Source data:
— BEGIN —
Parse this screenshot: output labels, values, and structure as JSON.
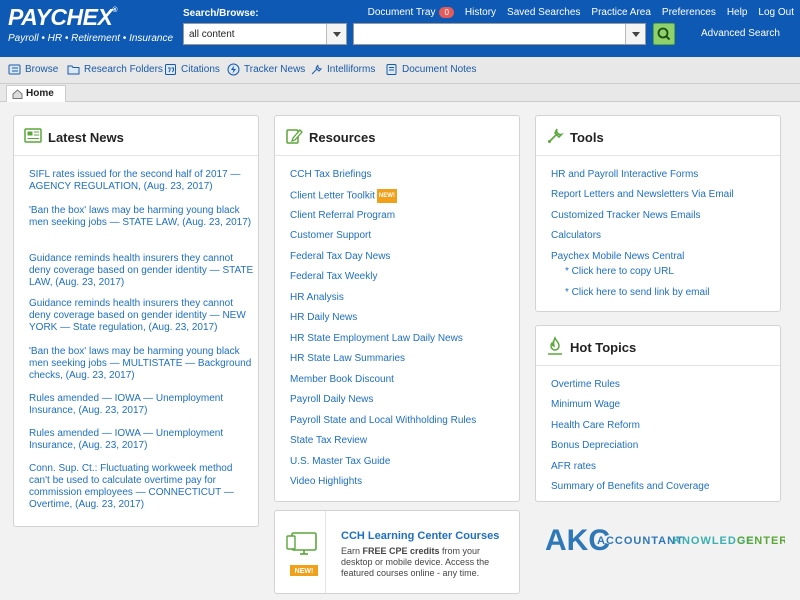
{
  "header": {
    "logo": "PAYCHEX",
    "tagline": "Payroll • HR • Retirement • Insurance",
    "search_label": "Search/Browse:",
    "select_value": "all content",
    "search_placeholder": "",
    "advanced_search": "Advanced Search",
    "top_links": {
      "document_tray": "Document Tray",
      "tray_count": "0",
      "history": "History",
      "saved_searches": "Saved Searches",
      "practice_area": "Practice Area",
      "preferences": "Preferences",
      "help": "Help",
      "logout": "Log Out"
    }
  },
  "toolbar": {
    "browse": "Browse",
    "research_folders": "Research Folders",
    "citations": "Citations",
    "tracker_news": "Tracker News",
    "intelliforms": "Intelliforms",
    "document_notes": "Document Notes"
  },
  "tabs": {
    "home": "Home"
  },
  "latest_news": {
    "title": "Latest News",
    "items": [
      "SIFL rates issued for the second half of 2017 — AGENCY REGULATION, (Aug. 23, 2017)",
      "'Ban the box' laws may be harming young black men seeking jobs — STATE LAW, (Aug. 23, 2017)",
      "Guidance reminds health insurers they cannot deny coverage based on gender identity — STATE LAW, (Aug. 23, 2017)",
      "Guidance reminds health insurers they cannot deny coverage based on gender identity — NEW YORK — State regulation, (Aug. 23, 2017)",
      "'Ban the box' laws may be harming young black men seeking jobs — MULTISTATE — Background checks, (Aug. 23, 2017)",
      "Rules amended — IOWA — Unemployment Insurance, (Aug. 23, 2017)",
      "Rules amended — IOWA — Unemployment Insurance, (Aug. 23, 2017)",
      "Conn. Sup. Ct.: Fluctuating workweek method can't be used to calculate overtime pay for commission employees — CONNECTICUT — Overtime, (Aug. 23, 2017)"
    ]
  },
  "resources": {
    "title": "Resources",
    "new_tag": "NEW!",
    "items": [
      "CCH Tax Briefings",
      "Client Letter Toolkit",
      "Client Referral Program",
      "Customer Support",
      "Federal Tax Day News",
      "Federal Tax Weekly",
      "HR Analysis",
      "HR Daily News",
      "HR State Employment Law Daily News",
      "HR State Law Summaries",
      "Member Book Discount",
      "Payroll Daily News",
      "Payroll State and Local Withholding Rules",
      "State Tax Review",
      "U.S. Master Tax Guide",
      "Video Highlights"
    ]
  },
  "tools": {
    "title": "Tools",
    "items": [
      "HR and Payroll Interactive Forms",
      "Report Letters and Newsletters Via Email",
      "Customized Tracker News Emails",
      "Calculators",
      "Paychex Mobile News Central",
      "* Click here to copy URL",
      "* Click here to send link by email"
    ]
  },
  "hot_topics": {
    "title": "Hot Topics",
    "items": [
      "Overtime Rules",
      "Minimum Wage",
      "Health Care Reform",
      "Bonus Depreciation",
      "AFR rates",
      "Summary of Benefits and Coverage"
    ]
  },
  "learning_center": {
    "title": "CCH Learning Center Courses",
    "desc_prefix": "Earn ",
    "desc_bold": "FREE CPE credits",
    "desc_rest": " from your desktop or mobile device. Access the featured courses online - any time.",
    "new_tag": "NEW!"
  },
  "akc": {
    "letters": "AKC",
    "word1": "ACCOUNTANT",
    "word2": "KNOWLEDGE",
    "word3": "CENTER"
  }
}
— END —
— BEGIN —
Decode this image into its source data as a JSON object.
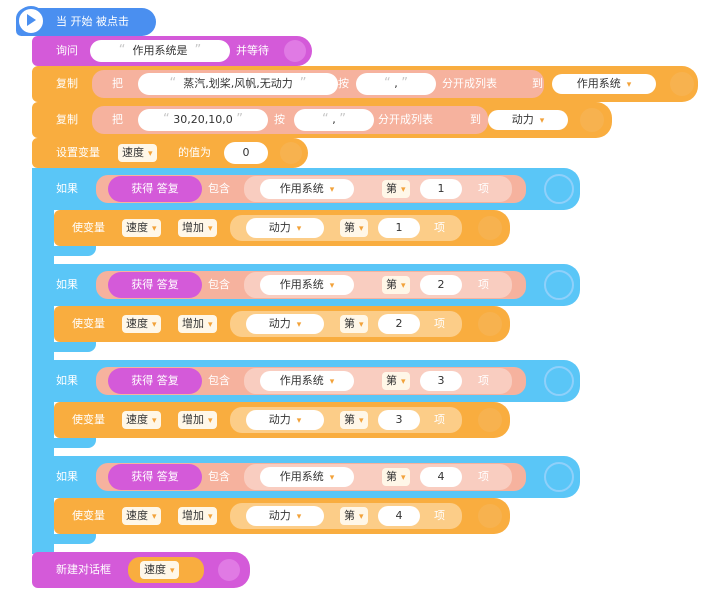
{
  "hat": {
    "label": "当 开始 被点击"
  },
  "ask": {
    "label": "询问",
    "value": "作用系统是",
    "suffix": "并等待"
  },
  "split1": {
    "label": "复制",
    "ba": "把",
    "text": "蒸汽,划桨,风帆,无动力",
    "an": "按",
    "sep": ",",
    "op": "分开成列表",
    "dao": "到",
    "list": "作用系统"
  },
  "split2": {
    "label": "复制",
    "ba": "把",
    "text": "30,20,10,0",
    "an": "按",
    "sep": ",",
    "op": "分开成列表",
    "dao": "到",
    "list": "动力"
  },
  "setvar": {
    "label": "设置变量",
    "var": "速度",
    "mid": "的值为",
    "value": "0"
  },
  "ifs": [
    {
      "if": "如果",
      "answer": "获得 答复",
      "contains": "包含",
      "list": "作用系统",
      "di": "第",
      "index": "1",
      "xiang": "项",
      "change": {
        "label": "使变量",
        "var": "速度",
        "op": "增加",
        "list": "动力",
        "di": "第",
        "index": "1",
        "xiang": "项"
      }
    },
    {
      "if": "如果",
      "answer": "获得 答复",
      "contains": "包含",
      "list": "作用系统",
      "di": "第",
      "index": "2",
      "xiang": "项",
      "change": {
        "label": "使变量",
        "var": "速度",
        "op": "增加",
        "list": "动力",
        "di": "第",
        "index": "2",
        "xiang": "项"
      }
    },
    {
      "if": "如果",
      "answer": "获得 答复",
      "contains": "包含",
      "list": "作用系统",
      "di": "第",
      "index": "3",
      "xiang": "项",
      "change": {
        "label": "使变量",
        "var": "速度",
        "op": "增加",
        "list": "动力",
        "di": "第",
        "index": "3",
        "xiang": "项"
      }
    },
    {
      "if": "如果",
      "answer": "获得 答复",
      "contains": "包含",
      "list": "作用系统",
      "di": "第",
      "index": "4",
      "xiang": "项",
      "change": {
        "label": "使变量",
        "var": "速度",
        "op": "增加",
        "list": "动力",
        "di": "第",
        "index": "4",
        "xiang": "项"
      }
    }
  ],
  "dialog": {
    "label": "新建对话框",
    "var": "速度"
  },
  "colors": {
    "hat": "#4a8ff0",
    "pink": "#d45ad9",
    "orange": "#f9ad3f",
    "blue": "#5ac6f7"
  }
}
— END —
— BEGIN —
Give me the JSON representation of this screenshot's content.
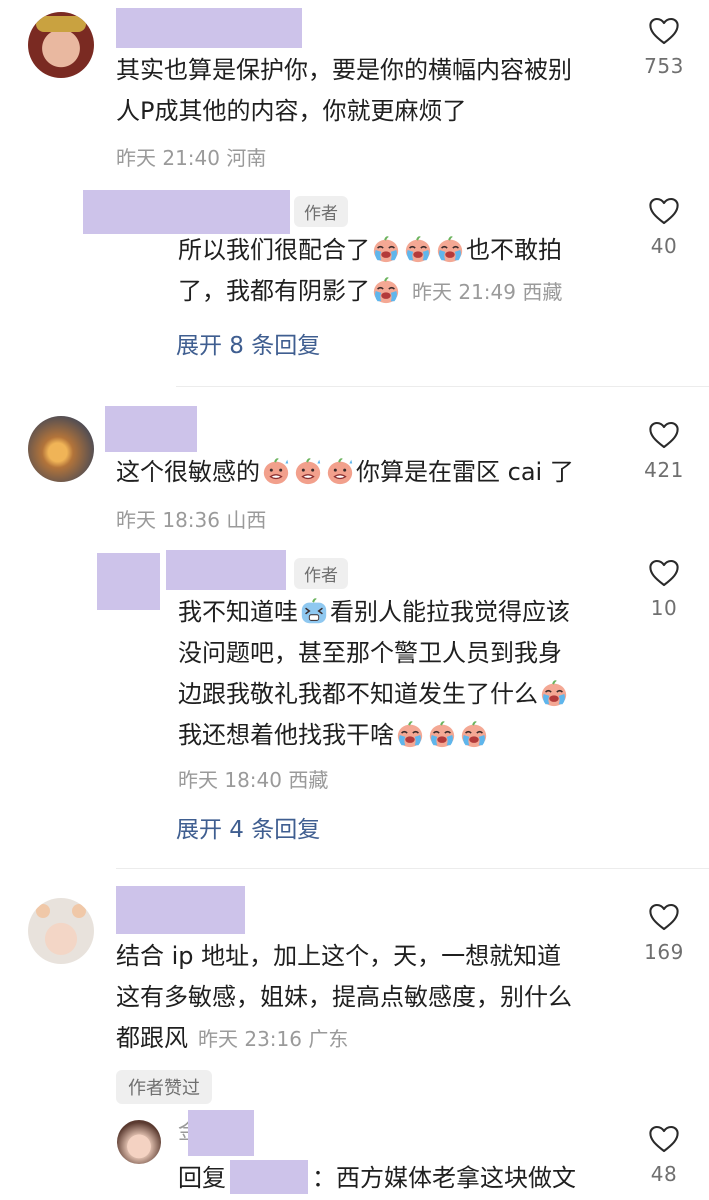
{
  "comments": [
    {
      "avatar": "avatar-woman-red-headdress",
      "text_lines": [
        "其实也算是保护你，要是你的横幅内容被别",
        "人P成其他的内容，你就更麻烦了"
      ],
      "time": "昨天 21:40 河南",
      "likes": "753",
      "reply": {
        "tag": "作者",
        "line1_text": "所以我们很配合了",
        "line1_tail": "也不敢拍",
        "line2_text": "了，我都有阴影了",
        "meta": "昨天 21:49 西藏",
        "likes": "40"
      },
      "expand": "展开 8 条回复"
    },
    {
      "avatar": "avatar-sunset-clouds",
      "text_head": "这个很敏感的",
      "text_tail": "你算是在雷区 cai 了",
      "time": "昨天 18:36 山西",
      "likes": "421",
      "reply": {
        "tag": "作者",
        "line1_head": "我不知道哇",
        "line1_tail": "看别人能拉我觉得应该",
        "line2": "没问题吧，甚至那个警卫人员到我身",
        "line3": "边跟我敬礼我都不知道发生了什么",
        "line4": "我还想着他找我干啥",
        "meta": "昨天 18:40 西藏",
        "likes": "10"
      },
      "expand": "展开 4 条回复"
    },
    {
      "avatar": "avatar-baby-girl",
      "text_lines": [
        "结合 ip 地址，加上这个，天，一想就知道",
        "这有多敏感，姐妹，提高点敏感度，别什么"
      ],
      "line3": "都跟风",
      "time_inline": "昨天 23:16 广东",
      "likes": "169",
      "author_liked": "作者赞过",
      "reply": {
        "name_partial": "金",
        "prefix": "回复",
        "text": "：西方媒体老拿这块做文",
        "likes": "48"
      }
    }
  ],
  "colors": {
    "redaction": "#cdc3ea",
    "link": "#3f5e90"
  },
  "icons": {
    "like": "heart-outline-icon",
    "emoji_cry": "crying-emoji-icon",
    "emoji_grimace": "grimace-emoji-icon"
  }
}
— END —
Gather each line of the listing that holds the string "they".

• _Final result_:
      "Guidance reminds health insurers they cannot deny coverage based on gender identity — STATE LAW, (Aug. 23, 2017)",
      "Guidance reminds health insurers they cannot deny coverage based on gender identity — NEW YORK — State regulation, (Aug. 23, 2017)",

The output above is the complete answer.